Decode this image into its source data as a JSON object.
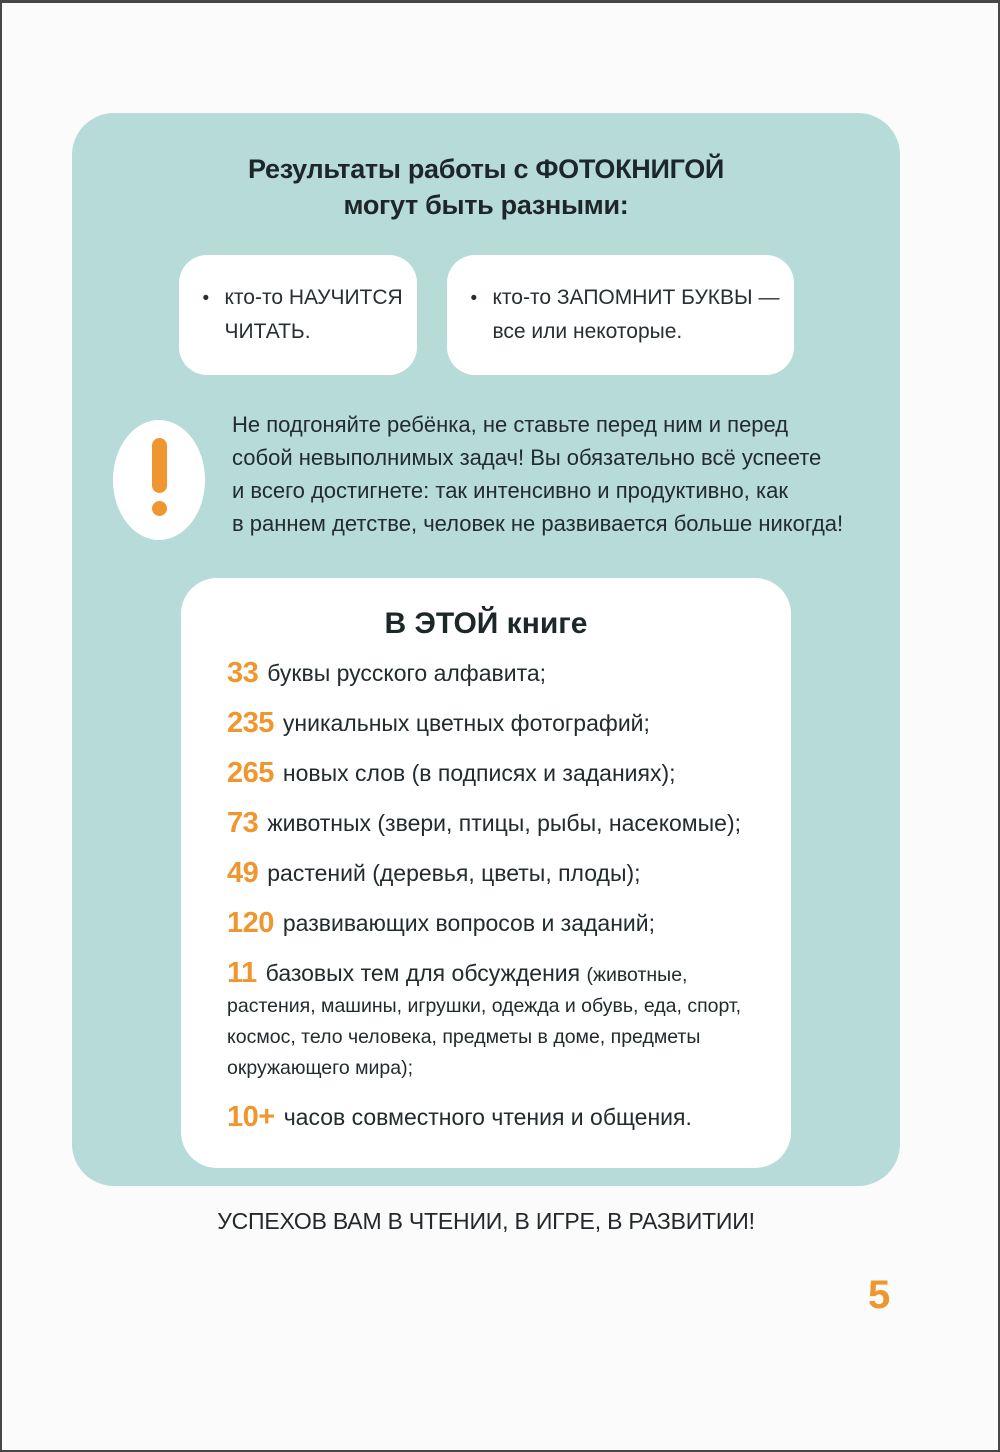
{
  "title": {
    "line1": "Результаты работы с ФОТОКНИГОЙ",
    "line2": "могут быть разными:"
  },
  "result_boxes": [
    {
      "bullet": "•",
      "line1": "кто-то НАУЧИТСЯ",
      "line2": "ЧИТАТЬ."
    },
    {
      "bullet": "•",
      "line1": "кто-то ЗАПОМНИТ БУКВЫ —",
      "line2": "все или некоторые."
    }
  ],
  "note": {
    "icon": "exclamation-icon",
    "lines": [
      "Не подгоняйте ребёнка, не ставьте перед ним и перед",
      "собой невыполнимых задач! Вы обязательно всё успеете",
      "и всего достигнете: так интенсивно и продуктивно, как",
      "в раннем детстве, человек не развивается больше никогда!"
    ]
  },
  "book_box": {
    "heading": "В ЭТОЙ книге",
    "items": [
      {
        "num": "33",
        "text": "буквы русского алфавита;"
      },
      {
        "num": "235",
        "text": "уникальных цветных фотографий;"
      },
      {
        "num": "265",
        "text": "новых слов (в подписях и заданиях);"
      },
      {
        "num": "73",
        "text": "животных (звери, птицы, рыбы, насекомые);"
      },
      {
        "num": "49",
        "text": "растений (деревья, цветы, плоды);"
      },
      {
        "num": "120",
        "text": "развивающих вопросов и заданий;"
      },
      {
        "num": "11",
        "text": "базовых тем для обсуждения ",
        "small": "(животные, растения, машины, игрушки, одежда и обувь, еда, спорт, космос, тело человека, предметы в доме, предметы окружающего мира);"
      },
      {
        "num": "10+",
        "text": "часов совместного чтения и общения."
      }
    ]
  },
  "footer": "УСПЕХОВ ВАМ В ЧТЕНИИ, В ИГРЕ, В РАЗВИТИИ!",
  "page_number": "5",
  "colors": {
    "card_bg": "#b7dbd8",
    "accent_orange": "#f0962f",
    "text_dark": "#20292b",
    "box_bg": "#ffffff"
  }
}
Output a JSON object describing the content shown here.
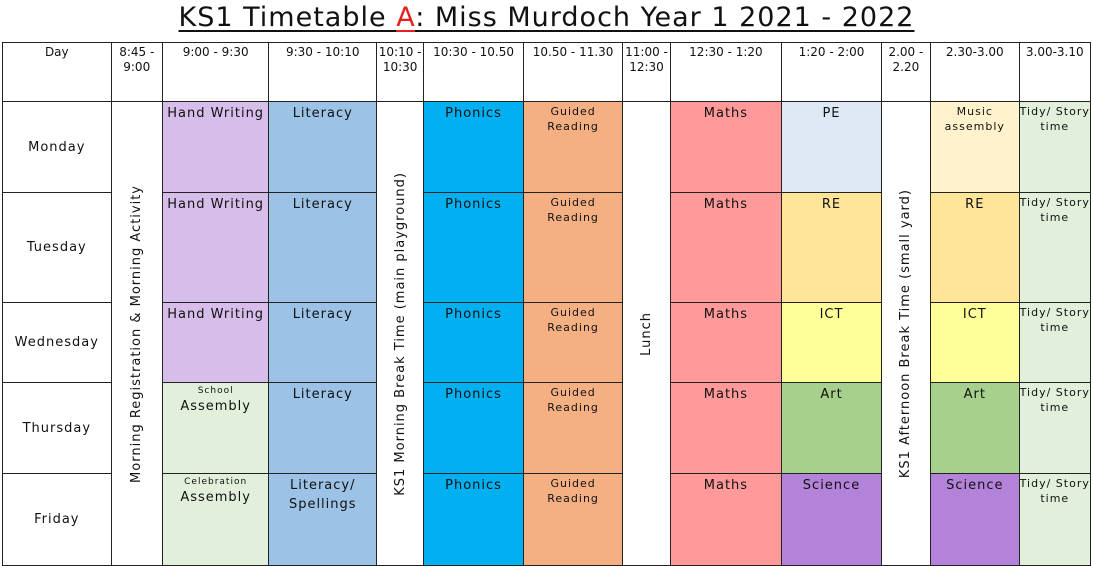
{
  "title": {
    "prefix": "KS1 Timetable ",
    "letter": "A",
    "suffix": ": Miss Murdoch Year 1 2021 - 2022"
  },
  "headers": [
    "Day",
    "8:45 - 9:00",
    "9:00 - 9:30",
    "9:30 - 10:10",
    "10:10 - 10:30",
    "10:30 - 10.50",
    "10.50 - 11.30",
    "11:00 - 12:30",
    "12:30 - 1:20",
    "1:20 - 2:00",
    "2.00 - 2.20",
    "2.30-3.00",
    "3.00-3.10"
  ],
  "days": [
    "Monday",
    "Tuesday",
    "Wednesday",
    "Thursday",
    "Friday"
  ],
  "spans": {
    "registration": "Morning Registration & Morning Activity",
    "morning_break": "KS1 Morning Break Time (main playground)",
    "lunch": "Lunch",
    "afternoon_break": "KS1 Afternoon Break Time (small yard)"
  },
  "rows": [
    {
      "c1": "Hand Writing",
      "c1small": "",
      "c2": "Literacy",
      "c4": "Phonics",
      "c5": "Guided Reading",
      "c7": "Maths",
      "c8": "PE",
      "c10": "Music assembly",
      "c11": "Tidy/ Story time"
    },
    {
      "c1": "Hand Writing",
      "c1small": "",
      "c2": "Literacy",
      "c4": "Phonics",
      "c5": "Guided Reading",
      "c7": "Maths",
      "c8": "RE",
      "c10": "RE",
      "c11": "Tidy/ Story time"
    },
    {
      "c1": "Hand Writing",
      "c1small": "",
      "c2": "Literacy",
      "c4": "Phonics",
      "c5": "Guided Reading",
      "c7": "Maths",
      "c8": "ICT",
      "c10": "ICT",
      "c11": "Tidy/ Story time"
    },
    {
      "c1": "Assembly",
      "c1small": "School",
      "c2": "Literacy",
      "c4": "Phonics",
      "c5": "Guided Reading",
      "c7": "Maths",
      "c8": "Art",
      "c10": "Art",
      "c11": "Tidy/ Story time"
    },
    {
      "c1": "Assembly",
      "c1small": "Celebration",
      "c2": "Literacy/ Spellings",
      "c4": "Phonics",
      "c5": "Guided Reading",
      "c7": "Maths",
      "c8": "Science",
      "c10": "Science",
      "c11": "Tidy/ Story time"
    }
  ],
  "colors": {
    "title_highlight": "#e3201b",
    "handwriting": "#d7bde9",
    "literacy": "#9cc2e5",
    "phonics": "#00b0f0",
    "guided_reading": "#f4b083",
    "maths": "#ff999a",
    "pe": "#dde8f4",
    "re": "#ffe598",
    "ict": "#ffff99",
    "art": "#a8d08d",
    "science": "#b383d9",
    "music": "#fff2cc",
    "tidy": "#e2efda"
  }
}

OBJECTIVE
Print the complete listing exactly, apart from any pictures.

CORRECT OUTPUT
Decode this image into its source data as a JSON object.
{
  "title": {
    "line1": "Результаты работы с ФОТОКНИГОЙ",
    "line2": "могут быть разными:"
  },
  "result_boxes": [
    {
      "bullet": "•",
      "line1": "кто-то НАУЧИТСЯ",
      "line2": "ЧИТАТЬ."
    },
    {
      "bullet": "•",
      "line1": "кто-то ЗАПОМНИТ БУКВЫ —",
      "line2": "все или некоторые."
    }
  ],
  "note": {
    "icon": "exclamation-icon",
    "lines": [
      "Не подгоняйте ребёнка, не ставьте перед ним и перед",
      "собой невыполнимых задач! Вы обязательно всё успеете",
      "и всего достигнете: так интенсивно и продуктивно, как",
      "в раннем детстве, человек не развивается больше никогда!"
    ]
  },
  "book_box": {
    "heading": "В ЭТОЙ книге",
    "items": [
      {
        "num": "33",
        "text": "буквы русского алфавита;"
      },
      {
        "num": "235",
        "text": "уникальных цветных фотографий;"
      },
      {
        "num": "265",
        "text": "новых слов (в подписях и заданиях);"
      },
      {
        "num": "73",
        "text": "животных (звери, птицы, рыбы, насекомые);"
      },
      {
        "num": "49",
        "text": "растений (деревья, цветы, плоды);"
      },
      {
        "num": "120",
        "text": "развивающих вопросов и заданий;"
      },
      {
        "num": "11",
        "text": "базовых тем для обсуждения ",
        "small": "(животные, растения, машины, игрушки, одежда и обувь, еда, спорт, космос, тело человека, предметы в доме, предметы окружающего мира);"
      },
      {
        "num": "10+",
        "text": "часов совместного чтения и общения."
      }
    ]
  },
  "footer": "УСПЕХОВ ВАМ В ЧТЕНИИ, В ИГРЕ, В РАЗВИТИИ!",
  "page_number": "5",
  "colors": {
    "card_bg": "#b7dbd8",
    "accent_orange": "#f0962f",
    "text_dark": "#20292b",
    "box_bg": "#ffffff"
  }
}
Output a JSON object describing the content shown here.
{
  "title": {
    "prefix": "KS1 Timetable ",
    "letter": "A",
    "suffix": ": Miss Murdoch Year 1 2021 - 2022"
  },
  "headers": [
    "Day",
    "8:45 - 9:00",
    "9:00 - 9:30",
    "9:30 - 10:10",
    "10:10 - 10:30",
    "10:30 - 10.50",
    "10.50 - 11.30",
    "11:00 - 12:30",
    "12:30 - 1:20",
    "1:20 - 2:00",
    "2.00 - 2.20",
    "2.30-3.00",
    "3.00-3.10"
  ],
  "days": [
    "Monday",
    "Tuesday",
    "Wednesday",
    "Thursday",
    "Friday"
  ],
  "spans": {
    "registration": "Morning Registration & Morning Activity",
    "morning_break": "KS1 Morning Break Time (main playground)",
    "lunch": "Lunch",
    "afternoon_break": "KS1 Afternoon Break Time (small yard)"
  },
  "rows": [
    {
      "c1": "Hand Writing",
      "c1small": "",
      "c2": "Literacy",
      "c4": "Phonics",
      "c5": "Guided Reading",
      "c7": "Maths",
      "c8": "PE",
      "c10": "Music assembly",
      "c11": "Tidy/ Story time"
    },
    {
      "c1": "Hand Writing",
      "c1small": "",
      "c2": "Literacy",
      "c4": "Phonics",
      "c5": "Guided Reading",
      "c7": "Maths",
      "c8": "RE",
      "c10": "RE",
      "c11": "Tidy/ Story time"
    },
    {
      "c1": "Hand Writing",
      "c1small": "",
      "c2": "Literacy",
      "c4": "Phonics",
      "c5": "Guided Reading",
      "c7": "Maths",
      "c8": "ICT",
      "c10": "ICT",
      "c11": "Tidy/ Story time"
    },
    {
      "c1": "Assembly",
      "c1small": "School",
      "c2": "Literacy",
      "c4": "Phonics",
      "c5": "Guided Reading",
      "c7": "Maths",
      "c8": "Art",
      "c10": "Art",
      "c11": "Tidy/ Story time"
    },
    {
      "c1": "Assembly",
      "c1small": "Celebration",
      "c2": "Literacy/ Spellings",
      "c4": "Phonics",
      "c5": "Guided Reading",
      "c7": "Maths",
      "c8": "Science",
      "c10": "Science",
      "c11": "Tidy/ Story time"
    }
  ],
  "colors": {
    "title_highlight": "#e3201b",
    "handwriting": "#d7bde9",
    "literacy": "#9cc2e5",
    "phonics": "#00b0f0",
    "guided_reading": "#f4b083",
    "maths": "#ff999a",
    "pe": "#dde8f4",
    "re": "#ffe598",
    "ict": "#ffff99",
    "art": "#a8d08d",
    "science": "#b383d9",
    "music": "#fff2cc",
    "tidy": "#e2efda"
  }
}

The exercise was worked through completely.